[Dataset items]
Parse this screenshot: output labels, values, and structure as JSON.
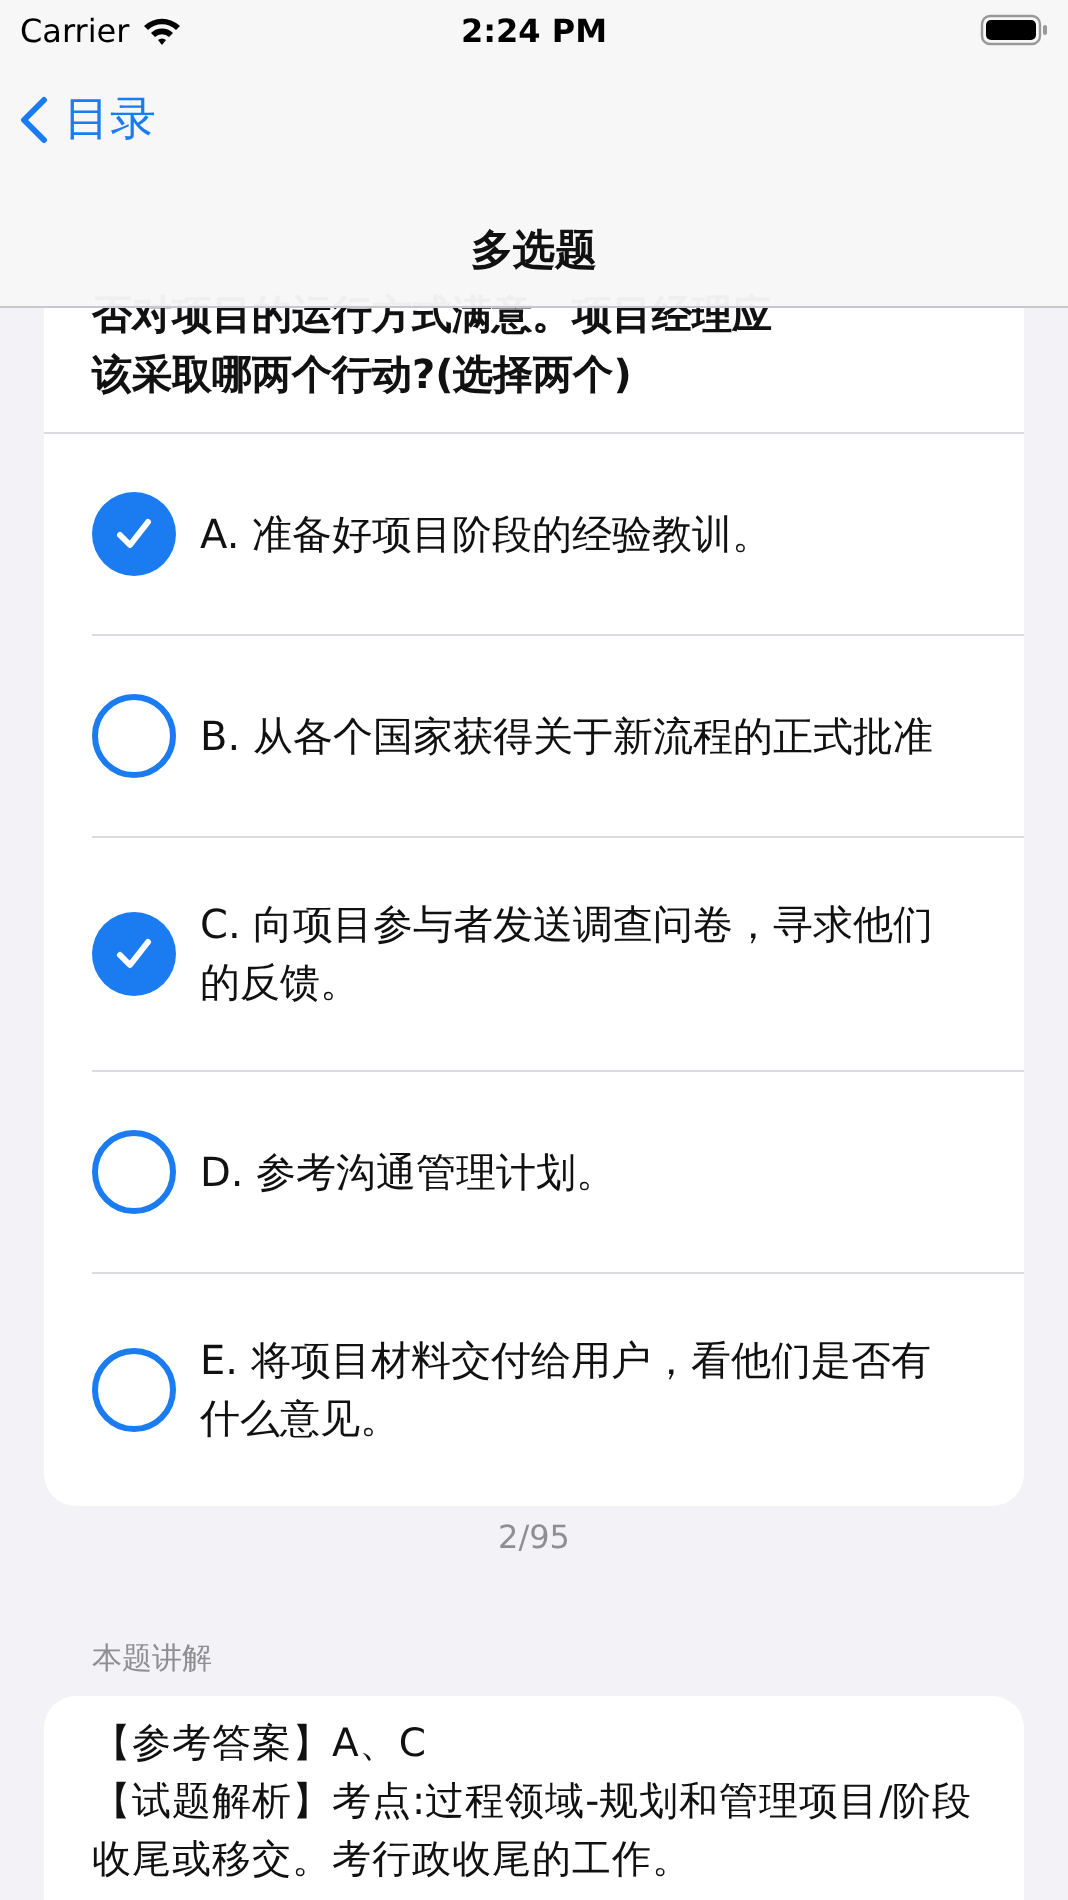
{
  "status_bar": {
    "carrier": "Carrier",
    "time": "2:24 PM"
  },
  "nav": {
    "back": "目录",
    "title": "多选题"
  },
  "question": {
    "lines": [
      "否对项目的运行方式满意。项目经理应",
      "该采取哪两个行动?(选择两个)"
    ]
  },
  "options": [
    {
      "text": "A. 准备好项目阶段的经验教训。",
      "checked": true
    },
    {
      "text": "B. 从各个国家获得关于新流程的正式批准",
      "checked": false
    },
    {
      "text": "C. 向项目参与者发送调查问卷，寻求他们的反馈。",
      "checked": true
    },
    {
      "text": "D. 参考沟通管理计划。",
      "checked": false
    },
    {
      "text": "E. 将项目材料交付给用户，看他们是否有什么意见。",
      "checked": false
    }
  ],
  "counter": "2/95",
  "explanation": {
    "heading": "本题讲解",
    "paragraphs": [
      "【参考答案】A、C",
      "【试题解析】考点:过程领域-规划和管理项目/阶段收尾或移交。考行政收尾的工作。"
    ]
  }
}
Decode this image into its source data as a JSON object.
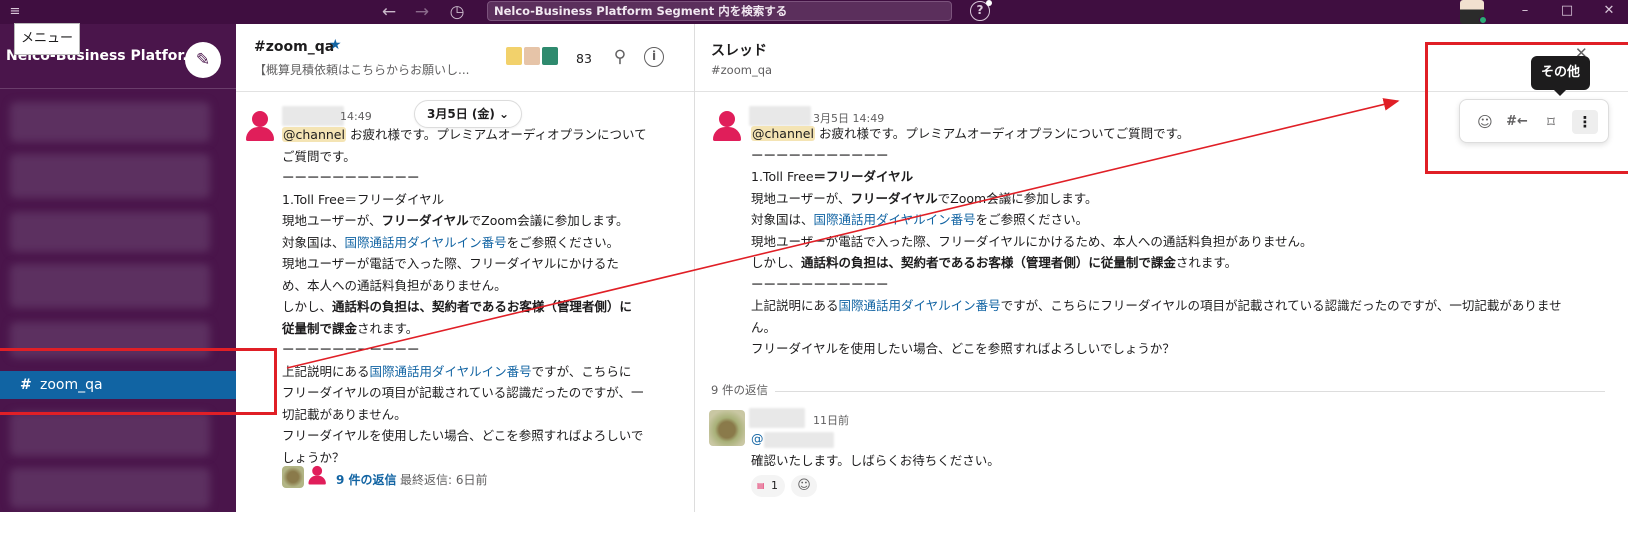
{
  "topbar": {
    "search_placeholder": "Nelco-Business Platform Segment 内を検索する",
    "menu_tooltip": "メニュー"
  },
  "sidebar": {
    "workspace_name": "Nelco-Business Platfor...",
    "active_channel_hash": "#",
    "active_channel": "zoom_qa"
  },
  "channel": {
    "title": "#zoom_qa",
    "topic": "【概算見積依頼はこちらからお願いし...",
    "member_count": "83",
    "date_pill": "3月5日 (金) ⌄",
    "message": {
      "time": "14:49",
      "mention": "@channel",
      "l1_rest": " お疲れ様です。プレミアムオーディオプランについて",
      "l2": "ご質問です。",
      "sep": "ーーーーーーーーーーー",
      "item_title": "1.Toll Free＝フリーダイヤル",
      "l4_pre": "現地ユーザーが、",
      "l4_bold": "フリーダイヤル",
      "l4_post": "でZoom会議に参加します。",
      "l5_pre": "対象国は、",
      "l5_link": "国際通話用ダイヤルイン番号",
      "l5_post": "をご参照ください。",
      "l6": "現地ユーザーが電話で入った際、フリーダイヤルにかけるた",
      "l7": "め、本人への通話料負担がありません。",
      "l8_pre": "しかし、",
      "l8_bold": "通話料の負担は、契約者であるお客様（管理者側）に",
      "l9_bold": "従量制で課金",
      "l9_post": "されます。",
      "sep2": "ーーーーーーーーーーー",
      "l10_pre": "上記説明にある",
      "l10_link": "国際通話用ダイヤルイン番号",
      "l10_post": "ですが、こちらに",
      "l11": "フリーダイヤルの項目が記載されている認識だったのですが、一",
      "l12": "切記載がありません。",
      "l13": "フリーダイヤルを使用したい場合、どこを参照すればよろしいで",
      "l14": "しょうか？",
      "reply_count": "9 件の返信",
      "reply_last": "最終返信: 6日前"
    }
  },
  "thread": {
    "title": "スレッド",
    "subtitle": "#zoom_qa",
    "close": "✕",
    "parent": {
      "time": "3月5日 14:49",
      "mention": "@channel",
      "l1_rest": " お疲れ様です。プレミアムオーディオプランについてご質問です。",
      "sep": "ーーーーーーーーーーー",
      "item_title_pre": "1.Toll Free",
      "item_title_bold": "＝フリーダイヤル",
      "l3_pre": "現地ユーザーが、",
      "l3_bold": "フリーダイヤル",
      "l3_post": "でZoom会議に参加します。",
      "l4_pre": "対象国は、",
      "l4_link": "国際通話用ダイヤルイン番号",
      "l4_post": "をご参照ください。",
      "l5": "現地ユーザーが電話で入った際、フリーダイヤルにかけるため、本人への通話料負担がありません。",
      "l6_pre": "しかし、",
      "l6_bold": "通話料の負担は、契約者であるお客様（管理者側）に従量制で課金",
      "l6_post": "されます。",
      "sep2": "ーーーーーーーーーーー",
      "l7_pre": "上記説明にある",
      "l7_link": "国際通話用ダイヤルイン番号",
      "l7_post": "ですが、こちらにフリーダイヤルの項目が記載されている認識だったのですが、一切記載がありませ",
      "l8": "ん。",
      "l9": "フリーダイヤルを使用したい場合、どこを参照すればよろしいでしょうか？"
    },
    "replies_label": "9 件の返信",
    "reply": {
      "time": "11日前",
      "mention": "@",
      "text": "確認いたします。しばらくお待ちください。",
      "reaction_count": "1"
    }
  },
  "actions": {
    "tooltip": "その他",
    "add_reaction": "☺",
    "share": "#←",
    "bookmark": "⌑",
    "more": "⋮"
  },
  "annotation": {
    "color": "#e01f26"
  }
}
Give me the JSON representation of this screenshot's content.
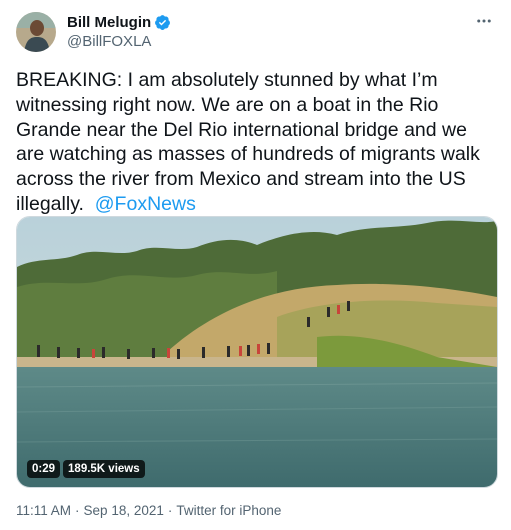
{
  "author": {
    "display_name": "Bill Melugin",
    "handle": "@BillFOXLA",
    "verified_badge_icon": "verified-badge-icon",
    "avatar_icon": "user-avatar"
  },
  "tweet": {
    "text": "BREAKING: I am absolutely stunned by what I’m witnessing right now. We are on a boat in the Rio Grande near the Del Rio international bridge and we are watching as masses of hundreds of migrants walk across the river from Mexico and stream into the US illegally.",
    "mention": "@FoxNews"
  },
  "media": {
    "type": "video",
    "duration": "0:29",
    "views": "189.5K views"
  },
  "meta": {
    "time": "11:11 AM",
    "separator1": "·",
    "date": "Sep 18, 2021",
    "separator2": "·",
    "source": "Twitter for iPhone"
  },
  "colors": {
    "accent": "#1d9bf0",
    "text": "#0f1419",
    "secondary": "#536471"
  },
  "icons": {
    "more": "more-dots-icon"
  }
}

• PROBLEM REQUIREMENTS: Search the listing for the string "source". Copy each line where it turns up.

• WRITTEN ANSWER:
Decode this image into its source data as a JSON object.
    "source": "Twitter for iPhone"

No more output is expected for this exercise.